* start MATERIALS PROVIDED *
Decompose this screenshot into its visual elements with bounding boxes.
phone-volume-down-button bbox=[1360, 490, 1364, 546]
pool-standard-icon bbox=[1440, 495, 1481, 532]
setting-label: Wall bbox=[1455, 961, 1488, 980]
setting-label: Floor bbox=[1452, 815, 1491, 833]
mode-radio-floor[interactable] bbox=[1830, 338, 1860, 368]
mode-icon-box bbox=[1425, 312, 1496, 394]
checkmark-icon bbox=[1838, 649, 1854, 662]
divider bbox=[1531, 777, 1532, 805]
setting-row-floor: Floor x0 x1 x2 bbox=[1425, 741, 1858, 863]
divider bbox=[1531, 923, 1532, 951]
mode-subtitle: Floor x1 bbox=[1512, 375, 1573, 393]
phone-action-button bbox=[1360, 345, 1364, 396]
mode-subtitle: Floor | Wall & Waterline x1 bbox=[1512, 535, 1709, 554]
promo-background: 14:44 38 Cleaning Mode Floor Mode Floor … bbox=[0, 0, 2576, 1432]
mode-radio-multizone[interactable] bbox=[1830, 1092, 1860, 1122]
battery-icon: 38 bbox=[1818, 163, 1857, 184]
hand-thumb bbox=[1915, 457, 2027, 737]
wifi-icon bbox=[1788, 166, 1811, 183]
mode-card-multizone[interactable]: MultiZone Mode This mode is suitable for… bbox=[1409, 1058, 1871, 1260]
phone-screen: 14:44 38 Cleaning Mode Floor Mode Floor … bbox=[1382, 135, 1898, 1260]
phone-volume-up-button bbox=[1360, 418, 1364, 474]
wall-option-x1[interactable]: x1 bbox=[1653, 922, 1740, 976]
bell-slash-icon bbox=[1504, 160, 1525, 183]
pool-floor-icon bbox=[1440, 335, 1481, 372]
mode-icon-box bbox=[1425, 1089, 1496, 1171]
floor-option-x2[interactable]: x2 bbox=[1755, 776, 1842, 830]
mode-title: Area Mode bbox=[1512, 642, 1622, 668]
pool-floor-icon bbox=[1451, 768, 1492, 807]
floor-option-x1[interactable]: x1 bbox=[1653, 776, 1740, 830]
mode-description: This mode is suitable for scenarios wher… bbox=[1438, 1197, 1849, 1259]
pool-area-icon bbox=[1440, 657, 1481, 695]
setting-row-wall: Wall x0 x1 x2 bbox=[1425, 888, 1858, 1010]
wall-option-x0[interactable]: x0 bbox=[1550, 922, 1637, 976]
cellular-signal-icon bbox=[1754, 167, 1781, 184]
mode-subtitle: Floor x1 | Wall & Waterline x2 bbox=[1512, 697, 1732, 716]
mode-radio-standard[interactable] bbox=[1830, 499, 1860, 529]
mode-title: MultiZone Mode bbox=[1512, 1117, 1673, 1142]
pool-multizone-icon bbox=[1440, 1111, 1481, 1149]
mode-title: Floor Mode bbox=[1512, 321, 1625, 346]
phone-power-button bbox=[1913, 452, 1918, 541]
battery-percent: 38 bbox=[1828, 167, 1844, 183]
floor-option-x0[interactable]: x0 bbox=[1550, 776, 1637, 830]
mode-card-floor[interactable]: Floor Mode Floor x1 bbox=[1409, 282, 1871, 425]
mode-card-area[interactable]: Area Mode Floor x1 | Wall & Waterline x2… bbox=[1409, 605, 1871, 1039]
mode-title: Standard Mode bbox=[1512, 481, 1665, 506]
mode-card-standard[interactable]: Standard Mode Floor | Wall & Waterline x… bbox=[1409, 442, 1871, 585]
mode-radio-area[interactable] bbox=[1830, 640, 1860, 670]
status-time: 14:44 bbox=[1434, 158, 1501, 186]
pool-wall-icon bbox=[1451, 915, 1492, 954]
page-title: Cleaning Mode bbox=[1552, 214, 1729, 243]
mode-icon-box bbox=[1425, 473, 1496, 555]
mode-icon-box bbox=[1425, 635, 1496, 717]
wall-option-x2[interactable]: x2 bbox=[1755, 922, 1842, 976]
* end MATERIALS PROVIDED *
GIVEN INSTRUCTION = Pull every line out of the material above and reproduce each one verbatim, without changing anything.

RESULT OF THE EXERCISE =
Decompose this screenshot into its visual elements with bounding boxes.
phone-volume-down-button bbox=[1360, 490, 1364, 546]
pool-standard-icon bbox=[1440, 495, 1481, 532]
setting-label: Wall bbox=[1455, 961, 1488, 980]
setting-label: Floor bbox=[1452, 815, 1491, 833]
mode-radio-floor[interactable] bbox=[1830, 338, 1860, 368]
mode-icon-box bbox=[1425, 312, 1496, 394]
checkmark-icon bbox=[1838, 649, 1854, 662]
divider bbox=[1531, 777, 1532, 805]
setting-row-floor: Floor x0 x1 x2 bbox=[1425, 741, 1858, 863]
divider bbox=[1531, 923, 1532, 951]
mode-subtitle: Floor x1 bbox=[1512, 375, 1573, 393]
phone-action-button bbox=[1360, 345, 1364, 396]
mode-subtitle: Floor | Wall & Waterline x1 bbox=[1512, 535, 1709, 554]
promo-background: 14:44 38 Cleaning Mode Floor Mode Floor … bbox=[0, 0, 2576, 1432]
mode-radio-multizone[interactable] bbox=[1830, 1092, 1860, 1122]
battery-icon: 38 bbox=[1818, 163, 1857, 184]
hand-thumb bbox=[1915, 457, 2027, 737]
wifi-icon bbox=[1788, 166, 1811, 183]
mode-card-multizone[interactable]: MultiZone Mode This mode is suitable for… bbox=[1409, 1058, 1871, 1260]
phone-screen: 14:44 38 Cleaning Mode Floor Mode Floor … bbox=[1382, 135, 1898, 1260]
phone-volume-up-button bbox=[1360, 418, 1364, 474]
wall-option-x1[interactable]: x1 bbox=[1653, 922, 1740, 976]
bell-slash-icon bbox=[1504, 160, 1525, 183]
pool-floor-icon bbox=[1440, 335, 1481, 372]
mode-icon-box bbox=[1425, 1089, 1496, 1171]
floor-option-x2[interactable]: x2 bbox=[1755, 776, 1842, 830]
mode-title: Area Mode bbox=[1512, 642, 1622, 668]
pool-floor-icon bbox=[1451, 768, 1492, 807]
floor-option-x1[interactable]: x1 bbox=[1653, 776, 1740, 830]
mode-description: This mode is suitable for scenarios wher… bbox=[1438, 1197, 1849, 1259]
pool-area-icon bbox=[1440, 657, 1481, 695]
setting-row-wall: Wall x0 x1 x2 bbox=[1425, 888, 1858, 1010]
wall-option-x0[interactable]: x0 bbox=[1550, 922, 1637, 976]
cellular-signal-icon bbox=[1754, 167, 1781, 184]
mode-subtitle: Floor x1 | Wall & Waterline x2 bbox=[1512, 697, 1732, 716]
mode-radio-standard[interactable] bbox=[1830, 499, 1860, 529]
mode-title: MultiZone Mode bbox=[1512, 1117, 1673, 1142]
pool-multizone-icon bbox=[1440, 1111, 1481, 1149]
mode-title: Floor Mode bbox=[1512, 321, 1625, 346]
phone-power-button bbox=[1913, 452, 1918, 541]
battery-percent: 38 bbox=[1828, 167, 1844, 183]
floor-option-x0[interactable]: x0 bbox=[1550, 776, 1637, 830]
mode-card-floor[interactable]: Floor Mode Floor x1 bbox=[1409, 282, 1871, 425]
mode-card-area[interactable]: Area Mode Floor x1 | Wall & Waterline x2… bbox=[1409, 605, 1871, 1039]
mode-title: Standard Mode bbox=[1512, 481, 1665, 506]
mode-card-standard[interactable]: Standard Mode Floor | Wall & Waterline x… bbox=[1409, 442, 1871, 585]
mode-radio-area[interactable] bbox=[1830, 640, 1860, 670]
status-time: 14:44 bbox=[1434, 158, 1501, 186]
pool-wall-icon bbox=[1451, 915, 1492, 954]
page-title: Cleaning Mode bbox=[1552, 214, 1729, 243]
mode-icon-box bbox=[1425, 473, 1496, 555]
mode-icon-box bbox=[1425, 635, 1496, 717]
wall-option-x2[interactable]: x2 bbox=[1755, 922, 1842, 976]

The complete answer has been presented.